(Extracted records)
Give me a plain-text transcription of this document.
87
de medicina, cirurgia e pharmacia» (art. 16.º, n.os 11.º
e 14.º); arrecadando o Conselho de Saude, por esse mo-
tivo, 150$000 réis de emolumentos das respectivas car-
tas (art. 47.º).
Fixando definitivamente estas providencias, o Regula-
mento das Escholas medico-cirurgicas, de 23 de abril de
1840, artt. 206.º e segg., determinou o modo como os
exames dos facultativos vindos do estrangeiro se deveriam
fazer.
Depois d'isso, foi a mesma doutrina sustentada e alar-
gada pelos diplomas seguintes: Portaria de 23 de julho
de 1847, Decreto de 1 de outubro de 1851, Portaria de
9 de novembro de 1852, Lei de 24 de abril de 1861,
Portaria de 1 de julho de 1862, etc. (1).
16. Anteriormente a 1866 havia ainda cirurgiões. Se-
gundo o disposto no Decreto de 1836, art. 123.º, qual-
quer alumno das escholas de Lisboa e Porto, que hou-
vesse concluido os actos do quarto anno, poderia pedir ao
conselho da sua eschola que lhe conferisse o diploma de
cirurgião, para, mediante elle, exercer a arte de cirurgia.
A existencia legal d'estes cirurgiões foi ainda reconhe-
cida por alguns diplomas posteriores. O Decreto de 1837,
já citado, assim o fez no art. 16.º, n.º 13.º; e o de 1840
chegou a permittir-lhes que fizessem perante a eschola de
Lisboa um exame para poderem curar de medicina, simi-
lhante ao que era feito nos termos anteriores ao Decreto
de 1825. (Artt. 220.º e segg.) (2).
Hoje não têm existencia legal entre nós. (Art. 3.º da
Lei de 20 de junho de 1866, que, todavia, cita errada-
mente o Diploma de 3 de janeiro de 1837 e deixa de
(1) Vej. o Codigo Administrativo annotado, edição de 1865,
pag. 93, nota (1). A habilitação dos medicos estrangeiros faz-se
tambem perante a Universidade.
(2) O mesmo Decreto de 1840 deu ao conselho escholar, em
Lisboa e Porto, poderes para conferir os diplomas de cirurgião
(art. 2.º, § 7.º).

---

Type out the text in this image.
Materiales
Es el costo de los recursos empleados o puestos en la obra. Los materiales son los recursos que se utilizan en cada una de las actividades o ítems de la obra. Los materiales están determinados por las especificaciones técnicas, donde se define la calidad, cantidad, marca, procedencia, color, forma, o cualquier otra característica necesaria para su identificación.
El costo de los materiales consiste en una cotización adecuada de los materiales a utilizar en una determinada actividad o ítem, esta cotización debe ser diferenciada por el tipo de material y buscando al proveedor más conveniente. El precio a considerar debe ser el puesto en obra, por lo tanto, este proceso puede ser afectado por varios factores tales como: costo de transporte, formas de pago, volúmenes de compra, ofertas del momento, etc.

(Problem requirements) Collect the lines that hold "medicina".

(Exercise output)
de medicina, cirurgia e pharmacia» (art. 16.º, n.os 11.º
Lisboa um exame para poderem curar de medicina, simi-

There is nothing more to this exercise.